## Begin Data to process

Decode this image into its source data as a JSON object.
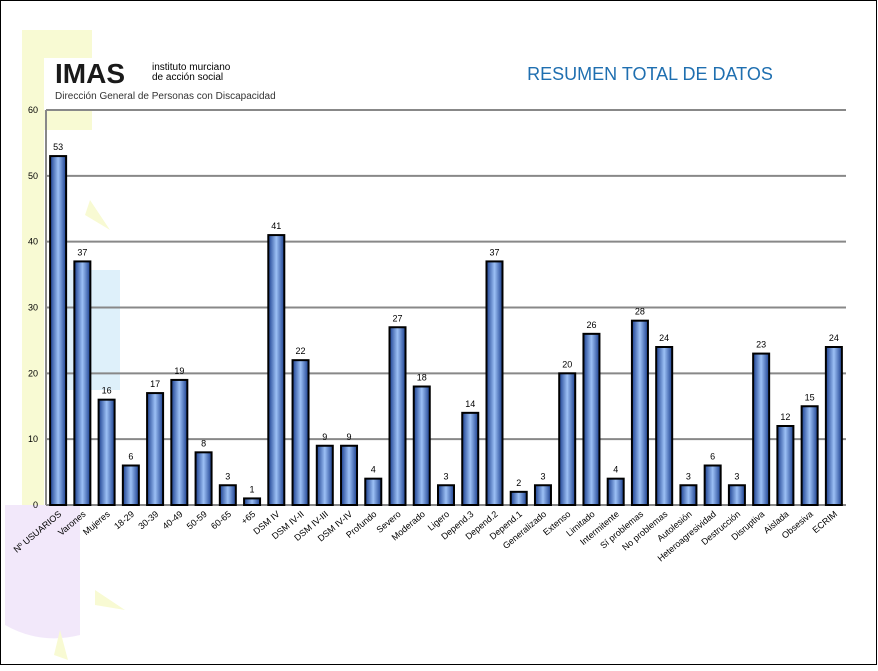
{
  "logo": {
    "mark": "IMAS",
    "line1": "instituto murciano",
    "line2": "de acción social",
    "subtitle": "Dirección General de Personas con Discapacidad"
  },
  "chart_data": {
    "type": "bar",
    "title": "RESUMEN TOTAL DE DATOS",
    "categories": [
      "Nº USUARIOS",
      "Varones",
      "Mujeres",
      "18-29",
      "30-39",
      "40-49",
      "50-59",
      "60-65",
      "+65",
      "DSM IV",
      "DSM IV-II",
      "DSM IV-III",
      "DSM IV-IV",
      "Profundo",
      "Severo",
      "Moderado",
      "Ligero",
      "Depend.3",
      "Depend.2",
      "Depend.1",
      "Generalizado",
      "Extenso",
      "Limitado",
      "Intermitente",
      "Sí problemas",
      "No problemas",
      "Autolesión",
      "Heteroagresividad",
      "Destrucción",
      "Disruptiva",
      "Aislada",
      "Obsesiva",
      "ECRIM"
    ],
    "values": [
      53,
      37,
      16,
      6,
      17,
      19,
      8,
      3,
      1,
      41,
      22,
      9,
      9,
      4,
      27,
      18,
      3,
      14,
      37,
      2,
      3,
      20,
      26,
      4,
      28,
      24,
      3,
      6,
      3,
      23,
      12,
      15,
      24
    ],
    "color": "#3f78d8",
    "ylim": [
      0,
      60
    ],
    "yticks": [
      0,
      10,
      20,
      30,
      40,
      50,
      60
    ],
    "grid": true
  }
}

## End Data to process

▶ [Your goal] Make a verbatim copy of all the entries and strip out the pictures.

▶ [Task result]
Decode this image into its source data as a JSON object.
{
  "logo": {
    "mark": "IMAS",
    "line1": "instituto murciano",
    "line2": "de acción social",
    "subtitle": "Dirección General de Personas con Discapacidad"
  },
  "chart_data": {
    "type": "bar",
    "title": "RESUMEN TOTAL DE DATOS",
    "categories": [
      "Nº USUARIOS",
      "Varones",
      "Mujeres",
      "18-29",
      "30-39",
      "40-49",
      "50-59",
      "60-65",
      "+65",
      "DSM IV",
      "DSM IV-II",
      "DSM IV-III",
      "DSM IV-IV",
      "Profundo",
      "Severo",
      "Moderado",
      "Ligero",
      "Depend.3",
      "Depend.2",
      "Depend.1",
      "Generalizado",
      "Extenso",
      "Limitado",
      "Intermitente",
      "Sí problemas",
      "No problemas",
      "Autolesión",
      "Heteroagresividad",
      "Destrucción",
      "Disruptiva",
      "Aislada",
      "Obsesiva",
      "ECRIM"
    ],
    "values": [
      53,
      37,
      16,
      6,
      17,
      19,
      8,
      3,
      1,
      41,
      22,
      9,
      9,
      4,
      27,
      18,
      3,
      14,
      37,
      2,
      3,
      20,
      26,
      4,
      28,
      24,
      3,
      6,
      3,
      23,
      12,
      15,
      24
    ],
    "color": "#3f78d8",
    "ylim": [
      0,
      60
    ],
    "yticks": [
      0,
      10,
      20,
      30,
      40,
      50,
      60
    ],
    "grid": true
  }
}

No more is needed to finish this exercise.